[BEGIN DATASET ENTRIES]

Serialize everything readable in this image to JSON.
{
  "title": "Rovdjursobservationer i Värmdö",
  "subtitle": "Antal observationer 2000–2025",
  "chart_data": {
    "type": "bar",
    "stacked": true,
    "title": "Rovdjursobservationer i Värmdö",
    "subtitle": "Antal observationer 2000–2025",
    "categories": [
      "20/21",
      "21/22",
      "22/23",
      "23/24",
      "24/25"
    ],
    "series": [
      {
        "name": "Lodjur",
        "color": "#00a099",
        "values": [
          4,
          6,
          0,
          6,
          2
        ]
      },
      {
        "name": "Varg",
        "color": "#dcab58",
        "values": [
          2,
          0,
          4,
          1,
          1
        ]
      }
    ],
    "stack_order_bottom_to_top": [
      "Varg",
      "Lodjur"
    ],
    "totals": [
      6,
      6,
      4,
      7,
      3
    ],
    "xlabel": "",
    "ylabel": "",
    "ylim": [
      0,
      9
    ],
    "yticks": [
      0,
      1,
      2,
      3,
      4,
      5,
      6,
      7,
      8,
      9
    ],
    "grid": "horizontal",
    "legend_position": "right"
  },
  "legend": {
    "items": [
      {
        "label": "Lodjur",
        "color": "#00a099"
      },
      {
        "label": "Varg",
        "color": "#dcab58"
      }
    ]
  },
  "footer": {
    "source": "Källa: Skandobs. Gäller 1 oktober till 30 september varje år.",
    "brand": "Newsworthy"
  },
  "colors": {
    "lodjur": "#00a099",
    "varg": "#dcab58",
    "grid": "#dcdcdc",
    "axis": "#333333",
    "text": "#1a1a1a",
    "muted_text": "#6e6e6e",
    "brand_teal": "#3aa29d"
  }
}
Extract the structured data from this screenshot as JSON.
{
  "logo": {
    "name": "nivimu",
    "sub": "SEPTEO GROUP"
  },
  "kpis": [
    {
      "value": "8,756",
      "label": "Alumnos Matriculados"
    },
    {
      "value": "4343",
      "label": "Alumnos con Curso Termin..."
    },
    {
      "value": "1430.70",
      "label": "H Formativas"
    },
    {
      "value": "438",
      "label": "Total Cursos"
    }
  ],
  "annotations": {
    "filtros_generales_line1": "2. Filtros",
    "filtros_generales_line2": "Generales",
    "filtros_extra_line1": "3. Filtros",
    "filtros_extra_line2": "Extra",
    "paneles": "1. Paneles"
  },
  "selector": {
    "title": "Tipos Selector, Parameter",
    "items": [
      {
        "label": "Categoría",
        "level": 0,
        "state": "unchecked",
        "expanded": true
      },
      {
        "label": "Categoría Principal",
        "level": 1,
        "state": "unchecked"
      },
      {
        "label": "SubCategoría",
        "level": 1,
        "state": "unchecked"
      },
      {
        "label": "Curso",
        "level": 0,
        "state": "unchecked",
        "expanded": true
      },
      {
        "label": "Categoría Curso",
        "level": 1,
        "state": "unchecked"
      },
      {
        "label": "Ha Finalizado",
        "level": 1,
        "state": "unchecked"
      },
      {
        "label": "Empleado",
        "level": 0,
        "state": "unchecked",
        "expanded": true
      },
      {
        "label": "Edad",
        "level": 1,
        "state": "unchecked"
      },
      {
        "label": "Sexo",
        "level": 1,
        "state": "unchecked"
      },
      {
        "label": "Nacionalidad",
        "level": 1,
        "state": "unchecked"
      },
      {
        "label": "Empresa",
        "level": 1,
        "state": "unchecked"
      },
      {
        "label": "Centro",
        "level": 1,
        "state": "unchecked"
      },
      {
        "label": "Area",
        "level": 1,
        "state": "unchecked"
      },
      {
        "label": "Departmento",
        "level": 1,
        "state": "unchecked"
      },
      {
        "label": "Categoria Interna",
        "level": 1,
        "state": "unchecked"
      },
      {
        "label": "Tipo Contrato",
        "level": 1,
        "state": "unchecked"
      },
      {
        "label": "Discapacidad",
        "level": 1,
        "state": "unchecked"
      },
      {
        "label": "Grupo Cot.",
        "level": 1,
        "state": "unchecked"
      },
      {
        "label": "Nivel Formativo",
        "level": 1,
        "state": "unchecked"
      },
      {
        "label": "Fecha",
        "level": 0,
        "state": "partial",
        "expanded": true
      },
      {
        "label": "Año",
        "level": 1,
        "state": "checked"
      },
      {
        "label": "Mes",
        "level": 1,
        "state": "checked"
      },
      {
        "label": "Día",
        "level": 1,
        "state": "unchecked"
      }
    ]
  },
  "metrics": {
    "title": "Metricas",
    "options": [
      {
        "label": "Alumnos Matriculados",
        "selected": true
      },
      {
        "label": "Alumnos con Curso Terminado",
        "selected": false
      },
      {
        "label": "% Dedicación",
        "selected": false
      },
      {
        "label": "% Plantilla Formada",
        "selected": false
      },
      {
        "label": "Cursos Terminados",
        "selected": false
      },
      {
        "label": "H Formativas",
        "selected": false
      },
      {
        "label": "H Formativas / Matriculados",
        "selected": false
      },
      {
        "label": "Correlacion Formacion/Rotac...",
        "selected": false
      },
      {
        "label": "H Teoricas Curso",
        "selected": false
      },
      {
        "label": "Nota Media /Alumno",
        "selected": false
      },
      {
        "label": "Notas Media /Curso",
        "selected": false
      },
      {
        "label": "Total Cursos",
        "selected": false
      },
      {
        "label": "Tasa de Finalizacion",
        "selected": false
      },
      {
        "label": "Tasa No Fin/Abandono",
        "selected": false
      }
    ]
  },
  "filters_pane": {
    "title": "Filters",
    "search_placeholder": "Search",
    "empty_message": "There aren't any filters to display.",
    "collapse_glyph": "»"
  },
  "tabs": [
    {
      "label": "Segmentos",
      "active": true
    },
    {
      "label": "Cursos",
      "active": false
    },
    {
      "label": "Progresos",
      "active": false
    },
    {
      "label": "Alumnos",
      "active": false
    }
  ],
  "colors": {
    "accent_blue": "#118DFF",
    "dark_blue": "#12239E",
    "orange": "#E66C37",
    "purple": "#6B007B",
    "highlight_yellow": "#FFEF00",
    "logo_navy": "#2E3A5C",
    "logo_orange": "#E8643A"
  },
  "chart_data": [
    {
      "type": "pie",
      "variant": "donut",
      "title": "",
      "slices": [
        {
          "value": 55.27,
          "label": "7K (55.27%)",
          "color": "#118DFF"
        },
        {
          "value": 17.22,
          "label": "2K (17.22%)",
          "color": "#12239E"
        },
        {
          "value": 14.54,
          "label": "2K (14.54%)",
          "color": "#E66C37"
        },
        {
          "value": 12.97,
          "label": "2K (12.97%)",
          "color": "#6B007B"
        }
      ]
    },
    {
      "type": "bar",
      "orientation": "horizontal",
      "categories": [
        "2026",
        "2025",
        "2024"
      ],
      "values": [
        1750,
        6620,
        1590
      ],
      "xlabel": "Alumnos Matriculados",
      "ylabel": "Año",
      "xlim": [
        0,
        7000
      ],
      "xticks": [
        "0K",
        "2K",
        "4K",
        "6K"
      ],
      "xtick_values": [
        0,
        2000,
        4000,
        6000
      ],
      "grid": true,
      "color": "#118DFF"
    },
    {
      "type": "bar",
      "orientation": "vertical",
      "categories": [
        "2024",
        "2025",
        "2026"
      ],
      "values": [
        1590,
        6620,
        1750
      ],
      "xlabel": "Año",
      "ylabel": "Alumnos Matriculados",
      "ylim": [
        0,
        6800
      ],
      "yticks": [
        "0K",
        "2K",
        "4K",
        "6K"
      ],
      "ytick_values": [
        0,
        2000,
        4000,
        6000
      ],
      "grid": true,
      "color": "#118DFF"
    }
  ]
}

[END DATASET ENTRIES]

§ SET TASK
Among the entries above, identify all lines with "orientation" and copy them.

§ WRITTEN ANSWER
      "orientation": "horizontal",
      "orientation": "vertical",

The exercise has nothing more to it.